Transcribe every line of the entries below word for word, leaving the pictures out of your answer.

── Available data

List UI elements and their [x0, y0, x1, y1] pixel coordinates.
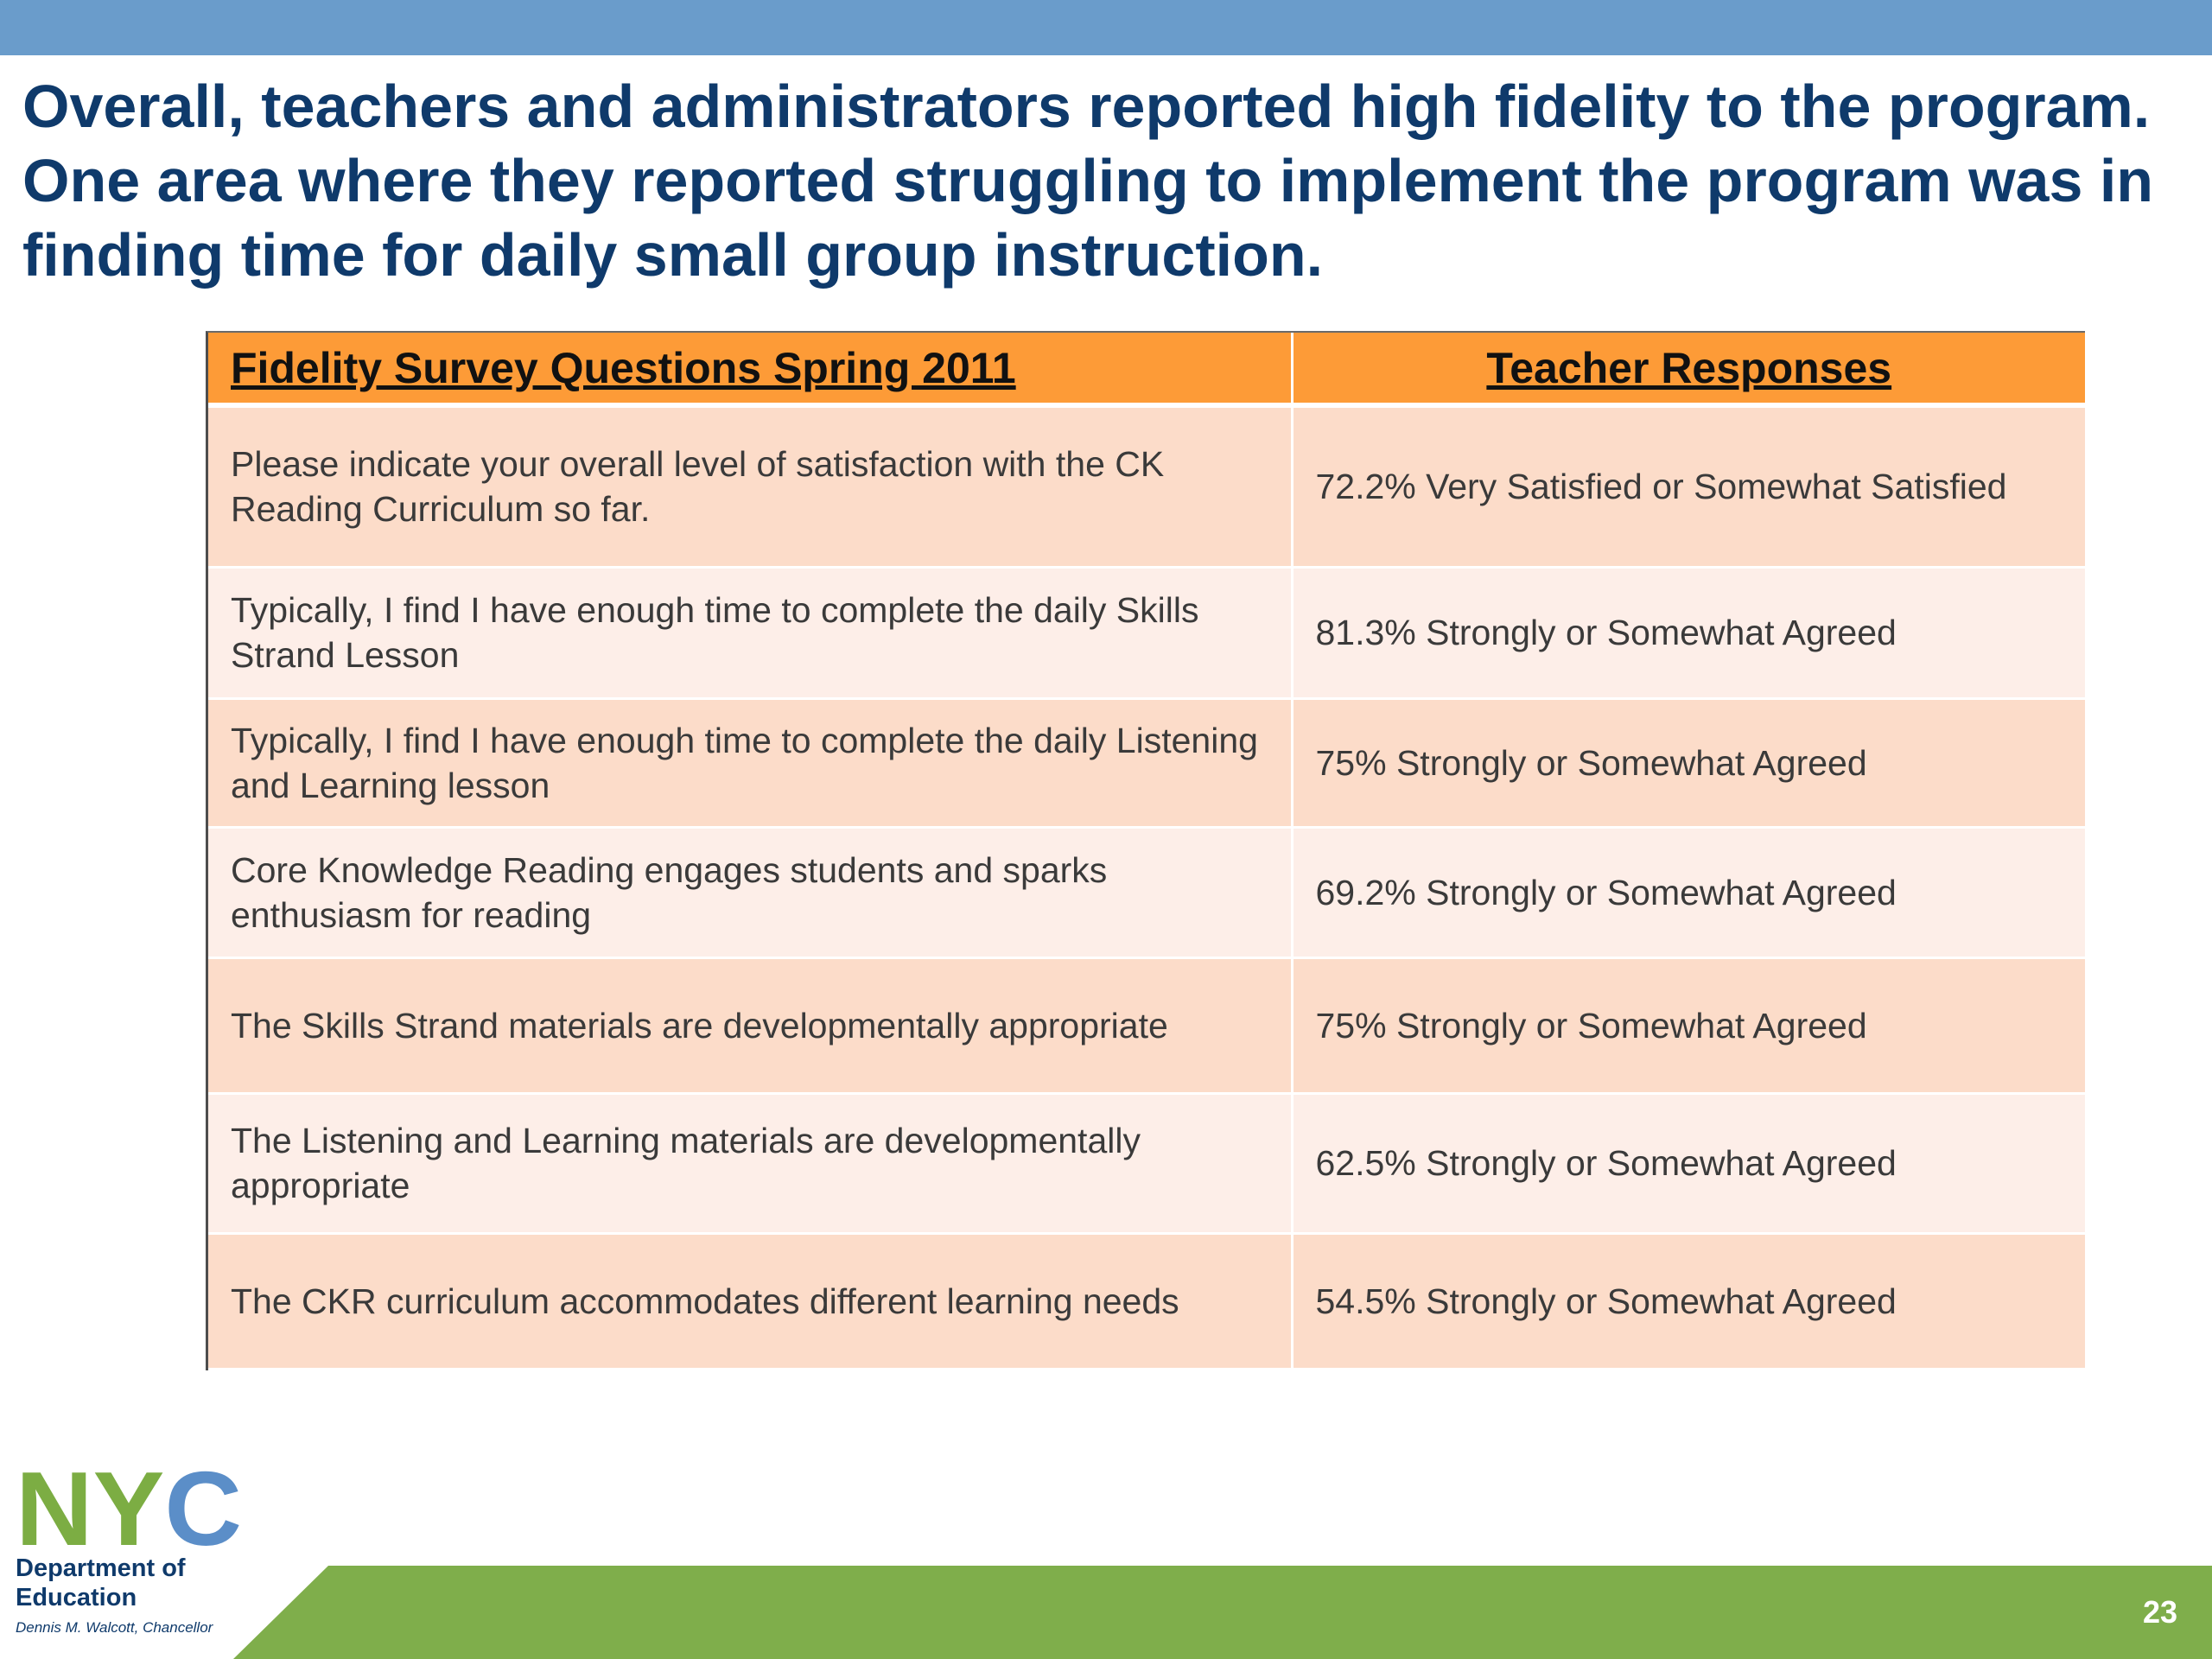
nyc-letters: NYC: [16, 1469, 242, 1552]
department-name: Department of Education: [16, 1554, 186, 1611]
slide-headline: Overall, teachers and administrators rep…: [22, 73, 2154, 289]
question-cell: Typically, I find I have enough time to …: [208, 698, 1294, 829]
nyc-logo-mark: NYC: [16, 1469, 242, 1552]
table-row: Typically, I find I have enough time to …: [208, 567, 2085, 700]
bottom-band-shape: [233, 1566, 2212, 1659]
table-row: Typically, I find I have enough time to …: [208, 698, 2085, 829]
table-row: The CKR curriculum accommodates differen…: [208, 1233, 2085, 1370]
response-cell: 69.2% Strongly or Somewhat Agreed: [1292, 827, 2085, 959]
page-number: 23: [2142, 1594, 2177, 1630]
question-cell: Typically, I find I have enough time to …: [208, 567, 1294, 700]
question-cell: Core Knowledge Reading engages students …: [208, 827, 1294, 959]
question-cell: The CKR curriculum accommodates differen…: [208, 1233, 1294, 1370]
question-cell: The Skills Strand materials are developm…: [208, 957, 1294, 1095]
response-cell: 81.3% Strongly or Somewhat Agreed: [1292, 567, 2085, 700]
question-cell: The Listening and Learning materials are…: [208, 1093, 1294, 1235]
question-cell: Please indicate your overall level of sa…: [208, 405, 1294, 569]
top-band: [0, 0, 2212, 55]
response-cell: 62.5% Strongly or Somewhat Agreed: [1292, 1093, 2085, 1235]
table-header-row: Fidelity Survey Questions Spring 2011 Te…: [208, 333, 2085, 408]
header-responses: Teacher Responses: [1292, 333, 2085, 408]
fidelity-survey-table: Fidelity Survey Questions Spring 2011 Te…: [206, 331, 2085, 1370]
table-row: The Listening and Learning materials are…: [208, 1093, 2085, 1235]
response-cell: 75% Strongly or Somewhat Agreed: [1292, 957, 2085, 1095]
table-row: The Skills Strand materials are developm…: [208, 957, 2085, 1095]
chancellor-name: Dennis M. Walcott, Chancellor: [16, 1619, 213, 1636]
response-cell: 54.5% Strongly or Somewhat Agreed: [1292, 1233, 2085, 1370]
nyc-doe-logo: NYC Department of Education Dennis M. Wa…: [16, 1469, 249, 1637]
response-cell: 75% Strongly or Somewhat Agreed: [1292, 698, 2085, 829]
response-cell: 72.2% Very Satisfied or Somewhat Satisfi…: [1292, 405, 2085, 569]
header-questions: Fidelity Survey Questions Spring 2011: [208, 333, 1294, 408]
table-row: Please indicate your overall level of sa…: [208, 405, 2085, 569]
bottom-band: [233, 1566, 2212, 1659]
table-row: Core Knowledge Reading engages students …: [208, 827, 2085, 959]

────

Problem solution:
List UI elements and their [x0, y0, x1, y1] pixel coordinates.
nyc-letters: NYC: [16, 1469, 242, 1552]
department-name: Department of Education: [16, 1554, 186, 1611]
slide-headline: Overall, teachers and administrators rep…: [22, 73, 2154, 289]
question-cell: Typically, I find I have enough time to …: [208, 698, 1294, 829]
nyc-logo-mark: NYC: [16, 1469, 242, 1552]
table-row: Typically, I find I have enough time to …: [208, 567, 2085, 700]
bottom-band-shape: [233, 1566, 2212, 1659]
table-row: Typically, I find I have enough time to …: [208, 698, 2085, 829]
table-row: The CKR curriculum accommodates differen…: [208, 1233, 2085, 1370]
response-cell: 69.2% Strongly or Somewhat Agreed: [1292, 827, 2085, 959]
page-number: 23: [2142, 1594, 2177, 1630]
question-cell: Typically, I find I have enough time to …: [208, 567, 1294, 700]
question-cell: Core Knowledge Reading engages students …: [208, 827, 1294, 959]
question-cell: The CKR curriculum accommodates differen…: [208, 1233, 1294, 1370]
question-cell: The Skills Strand materials are developm…: [208, 957, 1294, 1095]
response-cell: 81.3% Strongly or Somewhat Agreed: [1292, 567, 2085, 700]
question-cell: The Listening and Learning materials are…: [208, 1093, 1294, 1235]
question-cell: Please indicate your overall level of sa…: [208, 405, 1294, 569]
top-band: [0, 0, 2212, 55]
response-cell: 62.5% Strongly or Somewhat Agreed: [1292, 1093, 2085, 1235]
table-header-row: Fidelity Survey Questions Spring 2011 Te…: [208, 333, 2085, 408]
header-responses: Teacher Responses: [1292, 333, 2085, 408]
fidelity-survey-table: Fidelity Survey Questions Spring 2011 Te…: [206, 331, 2085, 1370]
table-row: The Listening and Learning materials are…: [208, 1093, 2085, 1235]
response-cell: 75% Strongly or Somewhat Agreed: [1292, 957, 2085, 1095]
table-row: The Skills Strand materials are developm…: [208, 957, 2085, 1095]
chancellor-name: Dennis M. Walcott, Chancellor: [16, 1619, 213, 1636]
response-cell: 54.5% Strongly or Somewhat Agreed: [1292, 1233, 2085, 1370]
nyc-doe-logo: NYC Department of Education Dennis M. Wa…: [16, 1469, 249, 1637]
response-cell: 75% Strongly or Somewhat Agreed: [1292, 698, 2085, 829]
response-cell: 72.2% Very Satisfied or Somewhat Satisfi…: [1292, 405, 2085, 569]
header-questions: Fidelity Survey Questions Spring 2011: [208, 333, 1294, 408]
table-row: Please indicate your overall level of sa…: [208, 405, 2085, 569]
bottom-band: [233, 1566, 2212, 1659]
table-row: Core Knowledge Reading engages students …: [208, 827, 2085, 959]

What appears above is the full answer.